┌─ SUPPLIED ENTRIES

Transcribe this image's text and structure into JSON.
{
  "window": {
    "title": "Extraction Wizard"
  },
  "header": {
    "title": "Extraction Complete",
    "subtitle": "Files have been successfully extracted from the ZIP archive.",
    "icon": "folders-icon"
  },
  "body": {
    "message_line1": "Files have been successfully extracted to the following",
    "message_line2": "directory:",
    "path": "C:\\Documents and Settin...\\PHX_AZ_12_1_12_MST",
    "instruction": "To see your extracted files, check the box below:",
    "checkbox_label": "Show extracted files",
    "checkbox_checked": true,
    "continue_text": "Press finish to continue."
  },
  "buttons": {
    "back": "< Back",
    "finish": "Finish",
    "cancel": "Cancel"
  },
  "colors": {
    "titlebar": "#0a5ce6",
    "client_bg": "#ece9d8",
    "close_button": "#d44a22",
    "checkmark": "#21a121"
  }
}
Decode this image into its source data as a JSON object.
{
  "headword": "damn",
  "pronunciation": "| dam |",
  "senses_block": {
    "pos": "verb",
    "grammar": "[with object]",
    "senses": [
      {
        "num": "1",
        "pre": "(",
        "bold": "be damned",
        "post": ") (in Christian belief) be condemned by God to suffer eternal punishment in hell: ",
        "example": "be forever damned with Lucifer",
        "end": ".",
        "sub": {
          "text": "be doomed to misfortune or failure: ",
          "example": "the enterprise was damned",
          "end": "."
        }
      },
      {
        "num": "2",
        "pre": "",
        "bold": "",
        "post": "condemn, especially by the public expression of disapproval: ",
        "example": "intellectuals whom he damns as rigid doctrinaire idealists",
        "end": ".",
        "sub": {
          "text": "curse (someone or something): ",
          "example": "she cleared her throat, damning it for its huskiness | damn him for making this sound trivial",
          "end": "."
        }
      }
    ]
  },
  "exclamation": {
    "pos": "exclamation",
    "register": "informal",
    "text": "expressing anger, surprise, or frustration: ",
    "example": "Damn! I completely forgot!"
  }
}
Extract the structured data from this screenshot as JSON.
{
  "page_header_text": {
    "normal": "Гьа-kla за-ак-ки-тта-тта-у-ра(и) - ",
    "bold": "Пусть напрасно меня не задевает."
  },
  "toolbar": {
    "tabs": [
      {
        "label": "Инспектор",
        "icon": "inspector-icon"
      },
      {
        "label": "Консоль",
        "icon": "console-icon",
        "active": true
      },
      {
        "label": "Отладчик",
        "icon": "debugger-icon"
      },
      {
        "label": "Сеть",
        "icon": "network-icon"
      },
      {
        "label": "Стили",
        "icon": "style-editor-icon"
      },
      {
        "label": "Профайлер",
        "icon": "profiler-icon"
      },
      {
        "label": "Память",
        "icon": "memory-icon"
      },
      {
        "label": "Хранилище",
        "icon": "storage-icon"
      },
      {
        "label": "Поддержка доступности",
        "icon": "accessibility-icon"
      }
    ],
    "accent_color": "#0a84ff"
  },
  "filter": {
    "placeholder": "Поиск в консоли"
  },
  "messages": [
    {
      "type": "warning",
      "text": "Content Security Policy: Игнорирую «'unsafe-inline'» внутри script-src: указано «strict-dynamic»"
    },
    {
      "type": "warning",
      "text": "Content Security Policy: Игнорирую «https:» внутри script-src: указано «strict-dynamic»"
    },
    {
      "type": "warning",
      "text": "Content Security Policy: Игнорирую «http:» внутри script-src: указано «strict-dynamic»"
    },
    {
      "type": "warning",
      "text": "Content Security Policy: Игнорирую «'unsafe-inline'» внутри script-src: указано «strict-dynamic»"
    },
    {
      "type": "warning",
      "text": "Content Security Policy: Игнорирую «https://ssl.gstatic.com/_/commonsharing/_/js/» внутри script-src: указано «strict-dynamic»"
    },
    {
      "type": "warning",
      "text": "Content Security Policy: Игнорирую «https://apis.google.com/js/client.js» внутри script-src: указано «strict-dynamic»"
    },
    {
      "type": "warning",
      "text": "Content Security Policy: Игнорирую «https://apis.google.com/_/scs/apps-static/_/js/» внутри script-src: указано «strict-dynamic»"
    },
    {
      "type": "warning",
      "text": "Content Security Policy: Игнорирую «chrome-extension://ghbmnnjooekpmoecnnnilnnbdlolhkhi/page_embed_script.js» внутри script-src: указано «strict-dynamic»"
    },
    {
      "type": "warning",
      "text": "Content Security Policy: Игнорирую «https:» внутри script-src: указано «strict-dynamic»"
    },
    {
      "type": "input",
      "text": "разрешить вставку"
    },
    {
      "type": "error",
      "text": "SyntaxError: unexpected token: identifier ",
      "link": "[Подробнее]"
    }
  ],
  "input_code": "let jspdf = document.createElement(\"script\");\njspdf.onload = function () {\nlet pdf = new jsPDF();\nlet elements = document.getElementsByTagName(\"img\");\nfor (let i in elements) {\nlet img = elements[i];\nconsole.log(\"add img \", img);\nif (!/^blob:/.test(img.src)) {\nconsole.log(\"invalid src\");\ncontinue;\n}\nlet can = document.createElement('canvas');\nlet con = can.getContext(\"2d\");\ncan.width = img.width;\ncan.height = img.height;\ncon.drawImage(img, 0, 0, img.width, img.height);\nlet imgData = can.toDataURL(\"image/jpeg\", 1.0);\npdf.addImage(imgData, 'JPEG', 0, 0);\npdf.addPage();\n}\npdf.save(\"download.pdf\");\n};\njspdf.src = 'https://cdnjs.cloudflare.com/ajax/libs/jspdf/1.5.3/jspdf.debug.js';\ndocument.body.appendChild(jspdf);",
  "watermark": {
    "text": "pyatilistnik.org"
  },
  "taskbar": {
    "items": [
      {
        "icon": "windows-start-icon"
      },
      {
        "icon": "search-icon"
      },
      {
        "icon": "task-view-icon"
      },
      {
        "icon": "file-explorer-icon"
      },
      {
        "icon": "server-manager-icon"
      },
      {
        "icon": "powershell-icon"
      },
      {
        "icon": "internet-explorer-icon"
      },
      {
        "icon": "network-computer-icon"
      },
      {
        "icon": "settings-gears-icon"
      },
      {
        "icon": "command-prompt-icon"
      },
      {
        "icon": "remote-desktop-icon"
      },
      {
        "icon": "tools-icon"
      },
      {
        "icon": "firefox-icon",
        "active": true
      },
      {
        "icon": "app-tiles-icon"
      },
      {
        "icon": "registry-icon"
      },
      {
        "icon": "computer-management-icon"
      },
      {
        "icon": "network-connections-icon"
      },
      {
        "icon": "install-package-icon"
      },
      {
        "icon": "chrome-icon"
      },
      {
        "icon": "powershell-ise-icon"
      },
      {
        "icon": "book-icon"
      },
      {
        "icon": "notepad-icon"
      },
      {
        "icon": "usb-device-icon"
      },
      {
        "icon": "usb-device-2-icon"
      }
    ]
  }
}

└─

THE PROBLEM: Produce an exact copy of every entry above.

CORRECT RESULT:
Transcribe this image's text and structure into JSON.
{
  "window": {
    "title": "Extraction Wizard"
  },
  "header": {
    "title": "Extraction Complete",
    "subtitle": "Files have been successfully extracted from the ZIP archive.",
    "icon": "folders-icon"
  },
  "body": {
    "message_line1": "Files have been successfully extracted to the following",
    "message_line2": "directory:",
    "path": "C:\\Documents and Settin...\\PHX_AZ_12_1_12_MST",
    "instruction": "To see your extracted files, check the box below:",
    "checkbox_label": "Show extracted files",
    "checkbox_checked": true,
    "continue_text": "Press finish to continue."
  },
  "buttons": {
    "back": "< Back",
    "finish": "Finish",
    "cancel": "Cancel"
  },
  "colors": {
    "titlebar": "#0a5ce6",
    "client_bg": "#ece9d8",
    "close_button": "#d44a22",
    "checkmark": "#21a121"
  }
}
Decode this image into its source data as a JSON object.
{
  "headword": "damn",
  "pronunciation": "| dam |",
  "senses_block": {
    "pos": "verb",
    "grammar": "[with object]",
    "senses": [
      {
        "num": "1",
        "pre": "(",
        "bold": "be damned",
        "post": ") (in Christian belief) be condemned by God to suffer eternal punishment in hell: ",
        "example": "be forever damned with Lucifer",
        "end": ".",
        "sub": {
          "text": "be doomed to misfortune or failure: ",
          "example": "the enterprise was damned",
          "end": "."
        }
      },
      {
        "num": "2",
        "pre": "",
        "bold": "",
        "post": "condemn, especially by the public expression of disapproval: ",
        "example": "intellectuals whom he damns as rigid doctrinaire idealists",
        "end": ".",
        "sub": {
          "text": "curse (someone or something): ",
          "example": "she cleared her throat, damning it for its huskiness | damn him for making this sound trivial",
          "end": "."
        }
      }
    ]
  },
  "exclamation": {
    "pos": "exclamation",
    "register": "informal",
    "text": "expressing anger, surprise, or frustration: ",
    "example": "Damn! I completely forgot!"
  }
}
Extract the structured data from this screenshot as JSON.
{
  "page_header_text": {
    "normal": "Гьа-kla за-ак-ки-тта-тта-у-ра(и) - ",
    "bold": "Пусть напрасно меня не задевает."
  },
  "toolbar": {
    "tabs": [
      {
        "label": "Инспектор",
        "icon": "inspector-icon"
      },
      {
        "label": "Консоль",
        "icon": "console-icon",
        "active": true
      },
      {
        "label": "Отладчик",
        "icon": "debugger-icon"
      },
      {
        "label": "Сеть",
        "icon": "network-icon"
      },
      {
        "label": "Стили",
        "icon": "style-editor-icon"
      },
      {
        "label": "Профайлер",
        "icon": "profiler-icon"
      },
      {
        "label": "Память",
        "icon": "memory-icon"
      },
      {
        "label": "Хранилище",
        "icon": "storage-icon"
      },
      {
        "label": "Поддержка доступности",
        "icon": "accessibility-icon"
      }
    ],
    "accent_color": "#0a84ff"
  },
  "filter": {
    "placeholder": "Поиск в консоли"
  },
  "messages": [
    {
      "type": "warning",
      "text": "Content Security Policy: Игнорирую «'unsafe-inline'» внутри script-src: указано «strict-dynamic»"
    },
    {
      "type": "warning",
      "text": "Content Security Policy: Игнорирую «https:» внутри script-src: указано «strict-dynamic»"
    },
    {
      "type": "warning",
      "text": "Content Security Policy: Игнорирую «http:» внутри script-src: указано «strict-dynamic»"
    },
    {
      "type": "warning",
      "text": "Content Security Policy: Игнорирую «'unsafe-inline'» внутри script-src: указано «strict-dynamic»"
    },
    {
      "type": "warning",
      "text": "Content Security Policy: Игнорирую «https://ssl.gstatic.com/_/commonsharing/_/js/» внутри script-src: указано «strict-dynamic»"
    },
    {
      "type": "warning",
      "text": "Content Security Policy: Игнорирую «https://apis.google.com/js/client.js» внутри script-src: указано «strict-dynamic»"
    },
    {
      "type": "warning",
      "text": "Content Security Policy: Игнорирую «https://apis.google.com/_/scs/apps-static/_/js/» внутри script-src: указано «strict-dynamic»"
    },
    {
      "type": "warning",
      "text": "Content Security Policy: Игнорирую «chrome-extension://ghbmnnjooekpmoecnnnilnnbdlolhkhi/page_embed_script.js» внутри script-src: указано «strict-dynamic»"
    },
    {
      "type": "warning",
      "text": "Content Security Policy: Игнорирую «https:» внутри script-src: указано «strict-dynamic»"
    },
    {
      "type": "input",
      "text": "разрешить вставку"
    },
    {
      "type": "error",
      "text": "SyntaxError: unexpected token: identifier ",
      "link": "[Подробнее]"
    }
  ],
  "input_code": "let jspdf = document.createElement(\"script\");\njspdf.onload = function () {\nlet pdf = new jsPDF();\nlet elements = document.getElementsByTagName(\"img\");\nfor (let i in elements) {\nlet img = elements[i];\nconsole.log(\"add img \", img);\nif (!/^blob:/.test(img.src)) {\nconsole.log(\"invalid src\");\ncontinue;\n}\nlet can = document.createElement('canvas');\nlet con = can.getContext(\"2d\");\ncan.width = img.width;\ncan.height = img.height;\ncon.drawImage(img, 0, 0, img.width, img.height);\nlet imgData = can.toDataURL(\"image/jpeg\", 1.0);\npdf.addImage(imgData, 'JPEG', 0, 0);\npdf.addPage();\n}\npdf.save(\"download.pdf\");\n};\njspdf.src = 'https://cdnjs.cloudflare.com/ajax/libs/jspdf/1.5.3/jspdf.debug.js';\ndocument.body.appendChild(jspdf);",
  "watermark": {
    "text": "pyatilistnik.org"
  },
  "taskbar": {
    "items": [
      {
        "icon": "windows-start-icon"
      },
      {
        "icon": "search-icon"
      },
      {
        "icon": "task-view-icon"
      },
      {
        "icon": "file-explorer-icon"
      },
      {
        "icon": "server-manager-icon"
      },
      {
        "icon": "powershell-icon"
      },
      {
        "icon": "internet-explorer-icon"
      },
      {
        "icon": "network-computer-icon"
      },
      {
        "icon": "settings-gears-icon"
      },
      {
        "icon": "command-prompt-icon"
      },
      {
        "icon": "remote-desktop-icon"
      },
      {
        "icon": "tools-icon"
      },
      {
        "icon": "firefox-icon",
        "active": true
      },
      {
        "icon": "app-tiles-icon"
      },
      {
        "icon": "registry-icon"
      },
      {
        "icon": "computer-management-icon"
      },
      {
        "icon": "network-connections-icon"
      },
      {
        "icon": "install-package-icon"
      },
      {
        "icon": "chrome-icon"
      },
      {
        "icon": "powershell-ise-icon"
      },
      {
        "icon": "book-icon"
      },
      {
        "icon": "notepad-icon"
      },
      {
        "icon": "usb-device-icon"
      },
      {
        "icon": "usb-device-2-icon"
      }
    ]
  }
}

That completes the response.